======== Material provided

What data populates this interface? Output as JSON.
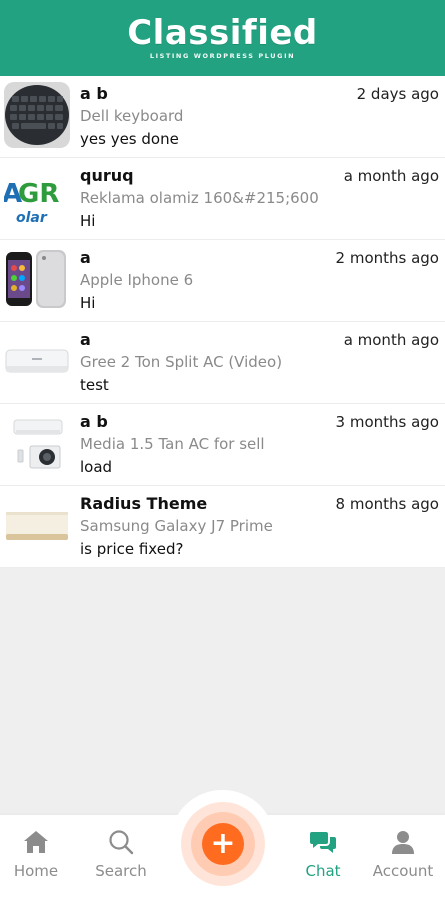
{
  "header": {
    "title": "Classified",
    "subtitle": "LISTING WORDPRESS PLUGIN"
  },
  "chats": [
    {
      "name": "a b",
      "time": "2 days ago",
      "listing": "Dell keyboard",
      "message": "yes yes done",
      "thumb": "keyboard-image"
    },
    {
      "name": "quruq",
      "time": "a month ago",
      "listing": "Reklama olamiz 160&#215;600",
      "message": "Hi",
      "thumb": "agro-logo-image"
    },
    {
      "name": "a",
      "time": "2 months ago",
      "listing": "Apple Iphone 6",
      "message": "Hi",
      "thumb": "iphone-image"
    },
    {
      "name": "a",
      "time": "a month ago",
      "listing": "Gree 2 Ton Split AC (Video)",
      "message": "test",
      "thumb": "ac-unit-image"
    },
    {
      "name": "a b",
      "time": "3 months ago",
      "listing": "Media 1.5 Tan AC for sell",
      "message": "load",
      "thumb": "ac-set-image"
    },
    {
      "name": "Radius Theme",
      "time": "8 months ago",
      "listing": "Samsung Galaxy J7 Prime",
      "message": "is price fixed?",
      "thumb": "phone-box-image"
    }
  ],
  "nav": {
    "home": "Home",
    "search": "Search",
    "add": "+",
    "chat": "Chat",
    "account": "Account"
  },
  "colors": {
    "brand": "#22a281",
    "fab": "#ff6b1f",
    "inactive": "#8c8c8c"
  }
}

================
======== Material provided

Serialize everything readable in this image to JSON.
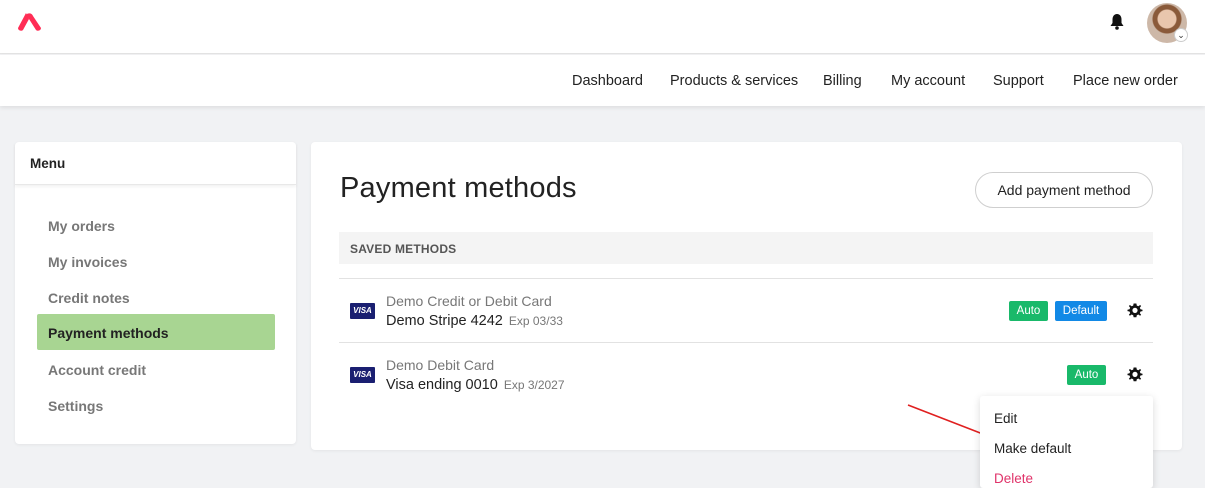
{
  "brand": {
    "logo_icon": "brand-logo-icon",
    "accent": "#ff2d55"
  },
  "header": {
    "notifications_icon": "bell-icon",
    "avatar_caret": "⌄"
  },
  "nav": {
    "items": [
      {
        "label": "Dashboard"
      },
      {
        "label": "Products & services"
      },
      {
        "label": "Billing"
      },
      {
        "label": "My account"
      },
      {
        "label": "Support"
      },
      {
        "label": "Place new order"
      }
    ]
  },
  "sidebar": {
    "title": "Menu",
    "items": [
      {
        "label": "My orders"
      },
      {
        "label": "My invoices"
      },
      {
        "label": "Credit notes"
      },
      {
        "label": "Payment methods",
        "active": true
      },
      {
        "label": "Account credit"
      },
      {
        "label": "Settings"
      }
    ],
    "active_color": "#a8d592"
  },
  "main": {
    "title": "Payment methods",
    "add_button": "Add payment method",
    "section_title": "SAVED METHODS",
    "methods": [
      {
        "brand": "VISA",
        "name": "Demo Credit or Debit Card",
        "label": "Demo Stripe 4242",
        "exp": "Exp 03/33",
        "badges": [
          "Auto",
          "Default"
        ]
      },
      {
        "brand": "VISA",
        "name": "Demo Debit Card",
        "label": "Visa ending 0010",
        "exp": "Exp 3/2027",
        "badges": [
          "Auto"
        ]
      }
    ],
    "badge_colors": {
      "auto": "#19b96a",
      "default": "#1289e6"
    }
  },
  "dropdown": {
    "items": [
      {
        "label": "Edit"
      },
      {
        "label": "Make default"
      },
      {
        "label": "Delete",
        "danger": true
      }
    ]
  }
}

================

Which lines include "logo"? Copy each of them out.

*Response to the task*
      "thumb": "agro-logo-image"
    "logo_icon": "brand-logo-icon",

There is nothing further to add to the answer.